— EXERCISE —
For this exercise, copy out each line of the material below that includes "Score".

==== RECORDS TO PROCESS

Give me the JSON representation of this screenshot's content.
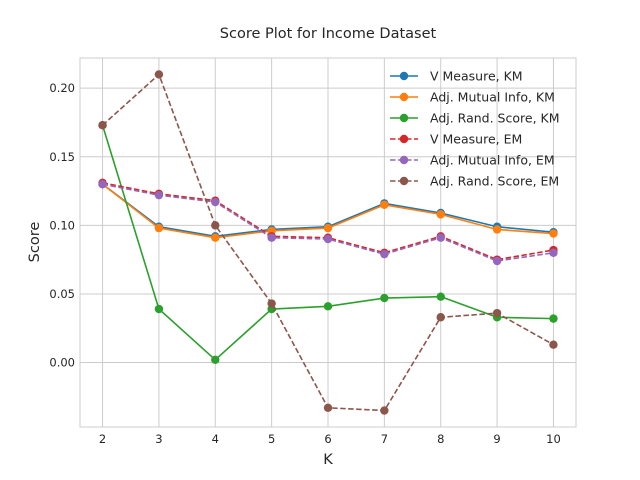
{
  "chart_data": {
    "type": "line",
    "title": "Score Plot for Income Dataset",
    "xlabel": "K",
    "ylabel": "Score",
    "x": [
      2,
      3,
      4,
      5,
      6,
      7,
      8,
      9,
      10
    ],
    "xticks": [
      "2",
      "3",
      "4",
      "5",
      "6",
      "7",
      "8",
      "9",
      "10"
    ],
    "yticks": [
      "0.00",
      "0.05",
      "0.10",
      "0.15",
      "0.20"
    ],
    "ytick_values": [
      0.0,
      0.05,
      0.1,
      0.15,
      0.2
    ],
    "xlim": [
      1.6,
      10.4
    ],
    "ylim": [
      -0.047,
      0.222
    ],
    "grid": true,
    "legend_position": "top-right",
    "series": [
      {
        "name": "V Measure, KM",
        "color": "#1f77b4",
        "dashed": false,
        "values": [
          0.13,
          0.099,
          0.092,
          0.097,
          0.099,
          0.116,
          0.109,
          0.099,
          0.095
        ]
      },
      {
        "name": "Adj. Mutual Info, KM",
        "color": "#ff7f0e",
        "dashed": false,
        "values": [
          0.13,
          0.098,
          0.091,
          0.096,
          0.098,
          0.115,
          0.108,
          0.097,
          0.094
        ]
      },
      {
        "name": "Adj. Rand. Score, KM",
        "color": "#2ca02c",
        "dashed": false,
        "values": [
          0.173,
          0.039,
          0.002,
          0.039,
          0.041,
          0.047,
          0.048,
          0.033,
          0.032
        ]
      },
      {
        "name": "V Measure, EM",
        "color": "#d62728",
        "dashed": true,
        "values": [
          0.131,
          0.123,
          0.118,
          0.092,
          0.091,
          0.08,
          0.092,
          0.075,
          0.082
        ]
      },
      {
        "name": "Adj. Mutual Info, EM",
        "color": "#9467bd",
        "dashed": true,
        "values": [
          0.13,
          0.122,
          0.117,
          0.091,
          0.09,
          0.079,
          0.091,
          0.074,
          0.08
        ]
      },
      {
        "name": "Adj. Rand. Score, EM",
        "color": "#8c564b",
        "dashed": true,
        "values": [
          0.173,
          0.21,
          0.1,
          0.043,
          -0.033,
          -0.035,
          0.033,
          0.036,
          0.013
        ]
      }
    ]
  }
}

========

— REPLY TO THE EXERCISE —
    "title": "Score Plot for Income Dataset",
    "ylabel": "Score",
        "name": "Adj. Rand. Score, KM",
        "name": "Adj. Rand. Score, EM",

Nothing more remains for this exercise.